**TASK REQUIREMENTS:**
The entries below are to be written out again without alteration.
---------- RECORDS FOR THE TASK
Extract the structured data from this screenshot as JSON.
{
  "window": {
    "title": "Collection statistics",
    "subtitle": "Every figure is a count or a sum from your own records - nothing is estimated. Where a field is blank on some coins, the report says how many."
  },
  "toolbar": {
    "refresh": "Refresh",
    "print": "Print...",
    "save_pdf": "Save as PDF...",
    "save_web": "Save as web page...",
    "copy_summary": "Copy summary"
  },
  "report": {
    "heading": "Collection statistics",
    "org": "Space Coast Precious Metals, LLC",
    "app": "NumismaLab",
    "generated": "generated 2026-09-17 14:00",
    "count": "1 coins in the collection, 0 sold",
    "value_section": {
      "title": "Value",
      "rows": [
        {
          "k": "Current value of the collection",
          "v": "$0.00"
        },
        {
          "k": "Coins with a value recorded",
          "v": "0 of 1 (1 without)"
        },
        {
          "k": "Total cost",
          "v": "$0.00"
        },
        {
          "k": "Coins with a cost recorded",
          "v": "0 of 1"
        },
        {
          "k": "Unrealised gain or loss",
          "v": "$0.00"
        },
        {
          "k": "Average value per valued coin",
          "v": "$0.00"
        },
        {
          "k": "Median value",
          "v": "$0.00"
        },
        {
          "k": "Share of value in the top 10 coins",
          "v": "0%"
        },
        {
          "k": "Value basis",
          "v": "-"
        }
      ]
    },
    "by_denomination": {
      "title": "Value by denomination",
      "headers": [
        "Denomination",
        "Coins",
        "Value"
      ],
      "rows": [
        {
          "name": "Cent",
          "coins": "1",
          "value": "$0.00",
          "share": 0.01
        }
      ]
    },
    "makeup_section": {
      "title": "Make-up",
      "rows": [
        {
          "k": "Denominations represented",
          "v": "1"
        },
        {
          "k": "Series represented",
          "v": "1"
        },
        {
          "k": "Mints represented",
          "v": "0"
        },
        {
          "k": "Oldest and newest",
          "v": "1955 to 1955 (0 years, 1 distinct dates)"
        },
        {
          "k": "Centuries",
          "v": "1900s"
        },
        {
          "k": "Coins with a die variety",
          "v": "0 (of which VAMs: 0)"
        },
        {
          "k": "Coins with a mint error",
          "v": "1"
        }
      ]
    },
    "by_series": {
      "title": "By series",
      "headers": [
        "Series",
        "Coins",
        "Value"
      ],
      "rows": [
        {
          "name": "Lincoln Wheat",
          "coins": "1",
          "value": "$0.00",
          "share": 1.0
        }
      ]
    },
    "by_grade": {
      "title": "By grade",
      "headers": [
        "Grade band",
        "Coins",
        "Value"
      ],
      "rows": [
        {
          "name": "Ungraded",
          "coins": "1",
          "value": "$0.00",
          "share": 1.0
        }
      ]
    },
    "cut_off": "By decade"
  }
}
--------------------
**ANSWER TO THE EXERCISE:**
Extract the structured data from this screenshot as JSON.
{
  "window": {
    "title": "Collection statistics",
    "subtitle": "Every figure is a count or a sum from your own records - nothing is estimated. Where a field is blank on some coins, the report says how many."
  },
  "toolbar": {
    "refresh": "Refresh",
    "print": "Print...",
    "save_pdf": "Save as PDF...",
    "save_web": "Save as web page...",
    "copy_summary": "Copy summary"
  },
  "report": {
    "heading": "Collection statistics",
    "org": "Space Coast Precious Metals, LLC",
    "app": "NumismaLab",
    "generated": "generated 2026-09-17 14:00",
    "count": "1 coins in the collection, 0 sold",
    "value_section": {
      "title": "Value",
      "rows": [
        {
          "k": "Current value of the collection",
          "v": "$0.00"
        },
        {
          "k": "Coins with a value recorded",
          "v": "0 of 1 (1 without)"
        },
        {
          "k": "Total cost",
          "v": "$0.00"
        },
        {
          "k": "Coins with a cost recorded",
          "v": "0 of 1"
        },
        {
          "k": "Unrealised gain or loss",
          "v": "$0.00"
        },
        {
          "k": "Average value per valued coin",
          "v": "$0.00"
        },
        {
          "k": "Median value",
          "v": "$0.00"
        },
        {
          "k": "Share of value in the top 10 coins",
          "v": "0%"
        },
        {
          "k": "Value basis",
          "v": "-"
        }
      ]
    },
    "by_denomination": {
      "title": "Value by denomination",
      "headers": [
        "Denomination",
        "Coins",
        "Value"
      ],
      "rows": [
        {
          "name": "Cent",
          "coins": "1",
          "value": "$0.00",
          "share": 0.01
        }
      ]
    },
    "makeup_section": {
      "title": "Make-up",
      "rows": [
        {
          "k": "Denominations represented",
          "v": "1"
        },
        {
          "k": "Series represented",
          "v": "1"
        },
        {
          "k": "Mints represented",
          "v": "0"
        },
        {
          "k": "Oldest and newest",
          "v": "1955 to 1955 (0 years, 1 distinct dates)"
        },
        {
          "k": "Centuries",
          "v": "1900s"
        },
        {
          "k": "Coins with a die variety",
          "v": "0 (of which VAMs: 0)"
        },
        {
          "k": "Coins with a mint error",
          "v": "1"
        }
      ]
    },
    "by_series": {
      "title": "By series",
      "headers": [
        "Series",
        "Coins",
        "Value"
      ],
      "rows": [
        {
          "name": "Lincoln Wheat",
          "coins": "1",
          "value": "$0.00",
          "share": 1.0
        }
      ]
    },
    "by_grade": {
      "title": "By grade",
      "headers": [
        "Grade band",
        "Coins",
        "Value"
      ],
      "rows": [
        {
          "name": "Ungraded",
          "coins": "1",
          "value": "$0.00",
          "share": 1.0
        }
      ]
    },
    "cut_off": "By decade"
  }
}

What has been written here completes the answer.